[start AVAILABLE RECORDS]
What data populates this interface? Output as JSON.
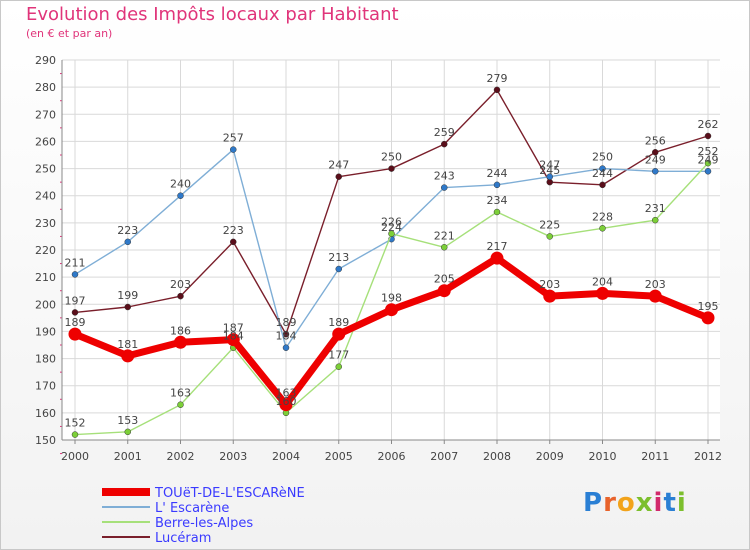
{
  "header": {
    "title": "Evolution des Impôts locaux par Habitant",
    "subtitle": "(en € et par an)"
  },
  "logo": {
    "text": "Proxiti",
    "colors": [
      "#2a7fd4",
      "#e8632b",
      "#f2a31b",
      "#7cbf2d",
      "#d22a6b",
      "#2a7fd4",
      "#7cbf2d"
    ]
  },
  "chart_data": {
    "type": "line",
    "title": "Evolution des Impôts locaux par Habitant",
    "subtitle": "(en € et par an)",
    "xlabel": "",
    "ylabel": "",
    "ylim": [
      150,
      290
    ],
    "yticks": [
      150,
      160,
      170,
      180,
      190,
      200,
      210,
      220,
      230,
      240,
      250,
      260,
      270,
      280,
      290
    ],
    "categories": [
      "2000",
      "2001",
      "2002",
      "2003",
      "2004",
      "2005",
      "2006",
      "2007",
      "2008",
      "2009",
      "2010",
      "2011",
      "2012"
    ],
    "grid": true,
    "legend_position": "bottom-left",
    "series": [
      {
        "name": "Lucéram",
        "color": "#7a1f2b",
        "marker": "#5a0e1a",
        "values": [
          197,
          199,
          203,
          223,
          189,
          247,
          250,
          259,
          279,
          245,
          244,
          256,
          262
        ]
      },
      {
        "name": "L' Escarène",
        "color": "#7faed6",
        "marker": "#2f79c9",
        "values": [
          211,
          223,
          240,
          257,
          184,
          213,
          224,
          243,
          244,
          247,
          250,
          249,
          249
        ]
      },
      {
        "name": "Berre-les-Alpes",
        "color": "#a6e07a",
        "marker": "#7ccf38",
        "values": [
          152,
          153,
          163,
          184,
          160,
          177,
          226,
          221,
          234,
          225,
          228,
          231,
          252
        ]
      },
      {
        "name": "TOUëT-DE-L'ESCARèNE",
        "color": "#ee0000",
        "marker": "#ee0000",
        "values": [
          189,
          181,
          186,
          187,
          163,
          189,
          198,
          205,
          217,
          203,
          204,
          203,
          195
        ]
      }
    ],
    "legend_order": [
      "TOUëT-DE-L'ESCARèNE",
      "L' Escarène",
      "Berre-les-Alpes",
      "Lucéram"
    ]
  }
}
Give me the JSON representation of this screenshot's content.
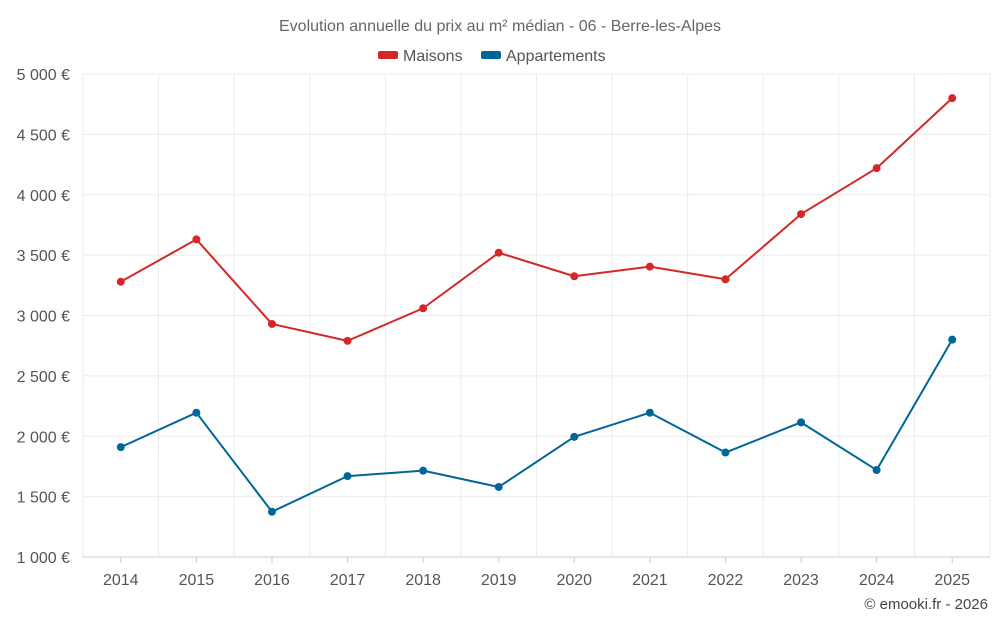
{
  "chart_data": {
    "type": "line",
    "title": "Evolution annuelle du prix au m² médian - 06 - Berre-les-Alpes",
    "categories": [
      "2014",
      "2015",
      "2016",
      "2017",
      "2018",
      "2019",
      "2020",
      "2021",
      "2022",
      "2023",
      "2024",
      "2025"
    ],
    "series": [
      {
        "name": "Maisons",
        "color": "#d62728",
        "values": [
          3280,
          3630,
          2930,
          2790,
          3060,
          3520,
          3325,
          3405,
          3300,
          3840,
          4220,
          4800
        ]
      },
      {
        "name": "Appartements",
        "color": "#006699",
        "values": [
          1910,
          2195,
          1375,
          1670,
          1715,
          1580,
          1995,
          2195,
          1865,
          2115,
          1720,
          2800
        ]
      }
    ],
    "ylim": [
      1000,
      5000
    ],
    "yticks": [
      {
        "value": 1000,
        "label": "1 000 €"
      },
      {
        "value": 1500,
        "label": "1 500 €"
      },
      {
        "value": 2000,
        "label": "2 000 €"
      },
      {
        "value": 2500,
        "label": "2 500 €"
      },
      {
        "value": 3000,
        "label": "3 000 €"
      },
      {
        "value": 3500,
        "label": "3 500 €"
      },
      {
        "value": 4000,
        "label": "4 000 €"
      },
      {
        "value": 4500,
        "label": "4 500 €"
      },
      {
        "value": 5000,
        "label": "5 000 €"
      }
    ],
    "grid": true,
    "legend_position": "top-center",
    "xlabel": "",
    "ylabel": ""
  },
  "credit": "© emooki.fr - 2026"
}
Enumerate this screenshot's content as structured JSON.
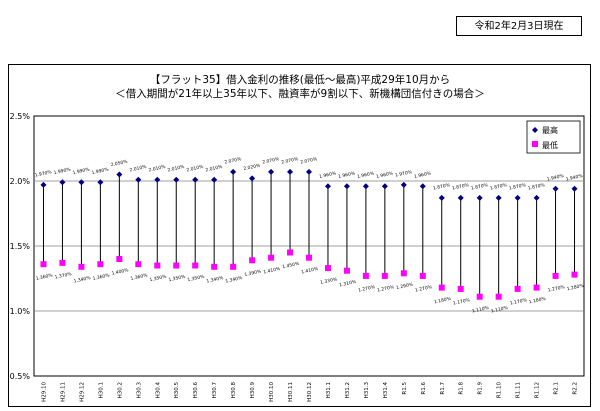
[end AVAILABLE RECORDS]
-- WORK INSTRUCTIONS --
Extract the text of all the records above verbatim, excluding pictures.

-- EXERCISE OUTPUT --
What data populates this interface? Output as JSON.
{
  "header": {
    "title": "Evolution des Impôts locaux par Habitant",
    "subtitle": "(en € et par an)"
  },
  "logo": {
    "text": "Proxiti",
    "colors": [
      "#2a7fd4",
      "#e8632b",
      "#f2a31b",
      "#7cbf2d",
      "#d22a6b",
      "#2a7fd4",
      "#7cbf2d"
    ]
  },
  "chart_data": {
    "type": "line",
    "title": "Evolution des Impôts locaux par Habitant",
    "subtitle": "(en € et par an)",
    "xlabel": "",
    "ylabel": "",
    "ylim": [
      150,
      290
    ],
    "yticks": [
      150,
      160,
      170,
      180,
      190,
      200,
      210,
      220,
      230,
      240,
      250,
      260,
      270,
      280,
      290
    ],
    "categories": [
      "2000",
      "2001",
      "2002",
      "2003",
      "2004",
      "2005",
      "2006",
      "2007",
      "2008",
      "2009",
      "2010",
      "2011",
      "2012"
    ],
    "grid": true,
    "legend_position": "bottom-left",
    "series": [
      {
        "name": "Lucéram",
        "color": "#7a1f2b",
        "marker": "#5a0e1a",
        "values": [
          197,
          199,
          203,
          223,
          189,
          247,
          250,
          259,
          279,
          245,
          244,
          256,
          262
        ]
      },
      {
        "name": "L' Escarène",
        "color": "#7faed6",
        "marker": "#2f79c9",
        "values": [
          211,
          223,
          240,
          257,
          184,
          213,
          224,
          243,
          244,
          247,
          250,
          249,
          249
        ]
      },
      {
        "name": "Berre-les-Alpes",
        "color": "#a6e07a",
        "marker": "#7ccf38",
        "values": [
          152,
          153,
          163,
          184,
          160,
          177,
          226,
          221,
          234,
          225,
          228,
          231,
          252
        ]
      },
      {
        "name": "TOUëT-DE-L'ESCARèNE",
        "color": "#ee0000",
        "marker": "#ee0000",
        "values": [
          189,
          181,
          186,
          187,
          163,
          189,
          198,
          205,
          217,
          203,
          204,
          203,
          195
        ]
      }
    ],
    "legend_order": [
      "TOUëT-DE-L'ESCARèNE",
      "L' Escarène",
      "Berre-les-Alpes",
      "Lucéram"
    ]
  }
}
Give me the JSON representation of this screenshot's content.
{
  "chart_data": {
    "type": "line",
    "title": "Evolution annuelle du prix au m² médian - 06 - Berre-les-Alpes",
    "categories": [
      "2014",
      "2015",
      "2016",
      "2017",
      "2018",
      "2019",
      "2020",
      "2021",
      "2022",
      "2023",
      "2024",
      "2025"
    ],
    "series": [
      {
        "name": "Maisons",
        "color": "#d62728",
        "values": [
          3280,
          3630,
          2930,
          2790,
          3060,
          3520,
          3325,
          3405,
          3300,
          3840,
          4220,
          4800
        ]
      },
      {
        "name": "Appartements",
        "color": "#006699",
        "values": [
          1910,
          2195,
          1375,
          1670,
          1715,
          1580,
          1995,
          2195,
          1865,
          2115,
          1720,
          2800
        ]
      }
    ],
    "ylim": [
      1000,
      5000
    ],
    "yticks": [
      {
        "value": 1000,
        "label": "1 000 €"
      },
      {
        "value": 1500,
        "label": "1 500 €"
      },
      {
        "value": 2000,
        "label": "2 000 €"
      },
      {
        "value": 2500,
        "label": "2 500 €"
      },
      {
        "value": 3000,
        "label": "3 000 €"
      },
      {
        "value": 3500,
        "label": "3 500 €"
      },
      {
        "value": 4000,
        "label": "4 000 €"
      },
      {
        "value": 4500,
        "label": "4 500 €"
      },
      {
        "value": 5000,
        "label": "5 000 €"
      }
    ],
    "grid": true,
    "legend_position": "top-center",
    "xlabel": "",
    "ylabel": ""
  },
  "credit": "© emooki.fr - 2026"
}
Enumerate this screenshot's content as structured JSON.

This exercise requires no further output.